## Job
Every line of the material that follows must be printed again exactly.

## Material for this task
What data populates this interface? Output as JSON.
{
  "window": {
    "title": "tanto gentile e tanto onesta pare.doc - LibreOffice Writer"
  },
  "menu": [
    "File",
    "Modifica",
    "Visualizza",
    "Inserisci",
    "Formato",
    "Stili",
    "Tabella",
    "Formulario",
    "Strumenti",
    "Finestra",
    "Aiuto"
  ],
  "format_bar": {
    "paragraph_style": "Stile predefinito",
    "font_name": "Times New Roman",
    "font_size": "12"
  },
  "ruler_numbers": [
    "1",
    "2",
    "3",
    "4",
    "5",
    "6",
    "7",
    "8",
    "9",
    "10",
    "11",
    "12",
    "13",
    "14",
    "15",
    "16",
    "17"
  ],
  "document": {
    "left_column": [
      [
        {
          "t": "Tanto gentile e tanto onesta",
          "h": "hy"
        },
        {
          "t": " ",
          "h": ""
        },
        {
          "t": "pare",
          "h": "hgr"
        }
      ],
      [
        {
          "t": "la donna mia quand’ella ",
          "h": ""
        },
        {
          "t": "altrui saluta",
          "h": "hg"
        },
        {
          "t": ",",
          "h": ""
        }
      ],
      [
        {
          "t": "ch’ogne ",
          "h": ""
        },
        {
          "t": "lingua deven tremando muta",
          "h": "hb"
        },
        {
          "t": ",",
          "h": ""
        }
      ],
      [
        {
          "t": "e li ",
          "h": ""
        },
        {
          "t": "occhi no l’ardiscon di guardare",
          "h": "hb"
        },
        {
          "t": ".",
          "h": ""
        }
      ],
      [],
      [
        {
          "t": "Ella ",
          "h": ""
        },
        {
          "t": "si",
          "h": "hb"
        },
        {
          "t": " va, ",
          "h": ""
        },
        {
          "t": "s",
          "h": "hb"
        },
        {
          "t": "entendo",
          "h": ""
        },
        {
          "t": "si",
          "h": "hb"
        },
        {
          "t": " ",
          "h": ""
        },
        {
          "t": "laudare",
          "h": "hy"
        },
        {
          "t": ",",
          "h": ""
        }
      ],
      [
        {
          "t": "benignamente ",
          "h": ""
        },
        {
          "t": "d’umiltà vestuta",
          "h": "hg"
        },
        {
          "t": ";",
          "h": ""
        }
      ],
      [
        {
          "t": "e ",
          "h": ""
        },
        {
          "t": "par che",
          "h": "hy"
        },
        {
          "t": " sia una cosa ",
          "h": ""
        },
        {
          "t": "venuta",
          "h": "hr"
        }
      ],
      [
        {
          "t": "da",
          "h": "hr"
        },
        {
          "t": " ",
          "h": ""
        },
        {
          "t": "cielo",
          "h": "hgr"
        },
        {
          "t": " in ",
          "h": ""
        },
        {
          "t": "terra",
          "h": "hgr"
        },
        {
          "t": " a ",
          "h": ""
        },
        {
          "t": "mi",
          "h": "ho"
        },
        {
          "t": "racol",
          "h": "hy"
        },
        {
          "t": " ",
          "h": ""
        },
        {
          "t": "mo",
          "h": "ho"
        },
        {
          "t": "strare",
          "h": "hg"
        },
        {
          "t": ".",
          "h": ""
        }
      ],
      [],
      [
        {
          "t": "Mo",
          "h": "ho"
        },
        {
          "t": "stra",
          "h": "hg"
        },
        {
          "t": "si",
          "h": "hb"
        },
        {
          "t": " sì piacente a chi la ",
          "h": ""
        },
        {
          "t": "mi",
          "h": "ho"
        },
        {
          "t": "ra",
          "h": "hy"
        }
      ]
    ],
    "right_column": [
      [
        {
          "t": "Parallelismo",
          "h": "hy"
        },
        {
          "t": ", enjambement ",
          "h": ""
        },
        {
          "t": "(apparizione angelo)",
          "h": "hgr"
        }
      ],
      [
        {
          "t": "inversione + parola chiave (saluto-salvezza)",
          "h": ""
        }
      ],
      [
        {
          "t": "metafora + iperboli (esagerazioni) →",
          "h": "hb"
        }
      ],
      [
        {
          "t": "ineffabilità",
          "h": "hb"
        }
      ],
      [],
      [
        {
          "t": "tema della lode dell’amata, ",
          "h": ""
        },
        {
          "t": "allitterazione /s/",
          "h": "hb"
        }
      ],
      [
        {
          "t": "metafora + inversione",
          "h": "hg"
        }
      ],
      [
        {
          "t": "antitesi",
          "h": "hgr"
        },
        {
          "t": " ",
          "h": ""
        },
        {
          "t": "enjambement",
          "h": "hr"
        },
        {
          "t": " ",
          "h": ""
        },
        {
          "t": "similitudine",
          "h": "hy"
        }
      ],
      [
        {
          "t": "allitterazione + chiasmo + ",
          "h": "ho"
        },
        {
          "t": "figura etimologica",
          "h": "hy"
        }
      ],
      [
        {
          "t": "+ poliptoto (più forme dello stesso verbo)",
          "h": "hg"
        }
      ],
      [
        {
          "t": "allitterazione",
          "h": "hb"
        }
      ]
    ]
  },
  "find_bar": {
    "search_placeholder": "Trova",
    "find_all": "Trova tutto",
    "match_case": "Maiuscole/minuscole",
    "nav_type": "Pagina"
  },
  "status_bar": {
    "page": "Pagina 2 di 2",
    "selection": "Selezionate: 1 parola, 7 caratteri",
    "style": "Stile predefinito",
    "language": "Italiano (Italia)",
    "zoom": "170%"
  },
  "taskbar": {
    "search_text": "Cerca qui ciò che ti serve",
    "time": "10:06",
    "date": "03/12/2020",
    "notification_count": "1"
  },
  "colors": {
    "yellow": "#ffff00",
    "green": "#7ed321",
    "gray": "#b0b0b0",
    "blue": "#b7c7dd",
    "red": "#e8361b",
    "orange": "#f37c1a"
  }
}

## Task solution
What data populates this interface? Output as JSON.
{
  "window": {
    "title": "tanto gentile e tanto onesta pare.doc - LibreOffice Writer"
  },
  "menu": [
    "File",
    "Modifica",
    "Visualizza",
    "Inserisci",
    "Formato",
    "Stili",
    "Tabella",
    "Formulario",
    "Strumenti",
    "Finestra",
    "Aiuto"
  ],
  "format_bar": {
    "paragraph_style": "Stile predefinito",
    "font_name": "Times New Roman",
    "font_size": "12"
  },
  "ruler_numbers": [
    "1",
    "2",
    "3",
    "4",
    "5",
    "6",
    "7",
    "8",
    "9",
    "10",
    "11",
    "12",
    "13",
    "14",
    "15",
    "16",
    "17"
  ],
  "document": {
    "left_column": [
      [
        {
          "t": "Tanto gentile e tanto onesta",
          "h": "hy"
        },
        {
          "t": " ",
          "h": ""
        },
        {
          "t": "pare",
          "h": "hgr"
        }
      ],
      [
        {
          "t": "la donna mia quand’ella ",
          "h": ""
        },
        {
          "t": "altrui saluta",
          "h": "hg"
        },
        {
          "t": ",",
          "h": ""
        }
      ],
      [
        {
          "t": "ch’ogne ",
          "h": ""
        },
        {
          "t": "lingua deven tremando muta",
          "h": "hb"
        },
        {
          "t": ",",
          "h": ""
        }
      ],
      [
        {
          "t": "e li ",
          "h": ""
        },
        {
          "t": "occhi no l’ardiscon di guardare",
          "h": "hb"
        },
        {
          "t": ".",
          "h": ""
        }
      ],
      [],
      [
        {
          "t": "Ella ",
          "h": ""
        },
        {
          "t": "si",
          "h": "hb"
        },
        {
          "t": " va, ",
          "h": ""
        },
        {
          "t": "s",
          "h": "hb"
        },
        {
          "t": "entendo",
          "h": ""
        },
        {
          "t": "si",
          "h": "hb"
        },
        {
          "t": " ",
          "h": ""
        },
        {
          "t": "laudare",
          "h": "hy"
        },
        {
          "t": ",",
          "h": ""
        }
      ],
      [
        {
          "t": "benignamente ",
          "h": ""
        },
        {
          "t": "d’umiltà vestuta",
          "h": "hg"
        },
        {
          "t": ";",
          "h": ""
        }
      ],
      [
        {
          "t": "e ",
          "h": ""
        },
        {
          "t": "par che",
          "h": "hy"
        },
        {
          "t": " sia una cosa ",
          "h": ""
        },
        {
          "t": "venuta",
          "h": "hr"
        }
      ],
      [
        {
          "t": "da",
          "h": "hr"
        },
        {
          "t": " ",
          "h": ""
        },
        {
          "t": "cielo",
          "h": "hgr"
        },
        {
          "t": " in ",
          "h": ""
        },
        {
          "t": "terra",
          "h": "hgr"
        },
        {
          "t": " a ",
          "h": ""
        },
        {
          "t": "mi",
          "h": "ho"
        },
        {
          "t": "racol",
          "h": "hy"
        },
        {
          "t": " ",
          "h": ""
        },
        {
          "t": "mo",
          "h": "ho"
        },
        {
          "t": "strare",
          "h": "hg"
        },
        {
          "t": ".",
          "h": ""
        }
      ],
      [],
      [
        {
          "t": "Mo",
          "h": "ho"
        },
        {
          "t": "stra",
          "h": "hg"
        },
        {
          "t": "si",
          "h": "hb"
        },
        {
          "t": " sì piacente a chi la ",
          "h": ""
        },
        {
          "t": "mi",
          "h": "ho"
        },
        {
          "t": "ra",
          "h": "hy"
        }
      ]
    ],
    "right_column": [
      [
        {
          "t": "Parallelismo",
          "h": "hy"
        },
        {
          "t": ", enjambement ",
          "h": ""
        },
        {
          "t": "(apparizione angelo)",
          "h": "hgr"
        }
      ],
      [
        {
          "t": "inversione + parola chiave (saluto-salvezza)",
          "h": ""
        }
      ],
      [
        {
          "t": "metafora + iperboli (esagerazioni) →",
          "h": "hb"
        }
      ],
      [
        {
          "t": "ineffabilità",
          "h": "hb"
        }
      ],
      [],
      [
        {
          "t": "tema della lode dell’amata, ",
          "h": ""
        },
        {
          "t": "allitterazione /s/",
          "h": "hb"
        }
      ],
      [
        {
          "t": "metafora + inversione",
          "h": "hg"
        }
      ],
      [
        {
          "t": "antitesi",
          "h": "hgr"
        },
        {
          "t": " ",
          "h": ""
        },
        {
          "t": "enjambement",
          "h": "hr"
        },
        {
          "t": " ",
          "h": ""
        },
        {
          "t": "similitudine",
          "h": "hy"
        }
      ],
      [
        {
          "t": "allitterazione + chiasmo + ",
          "h": "ho"
        },
        {
          "t": "figura etimologica",
          "h": "hy"
        }
      ],
      [
        {
          "t": "+ poliptoto (più forme dello stesso verbo)",
          "h": "hg"
        }
      ],
      [
        {
          "t": "allitterazione",
          "h": "hb"
        }
      ]
    ]
  },
  "find_bar": {
    "search_placeholder": "Trova",
    "find_all": "Trova tutto",
    "match_case": "Maiuscole/minuscole",
    "nav_type": "Pagina"
  },
  "status_bar": {
    "page": "Pagina 2 di 2",
    "selection": "Selezionate: 1 parola, 7 caratteri",
    "style": "Stile predefinito",
    "language": "Italiano (Italia)",
    "zoom": "170%"
  },
  "taskbar": {
    "search_text": "Cerca qui ciò che ti serve",
    "time": "10:06",
    "date": "03/12/2020",
    "notification_count": "1"
  },
  "colors": {
    "yellow": "#ffff00",
    "green": "#7ed321",
    "gray": "#b0b0b0",
    "blue": "#b7c7dd",
    "red": "#e8361b",
    "orange": "#f37c1a"
  }
}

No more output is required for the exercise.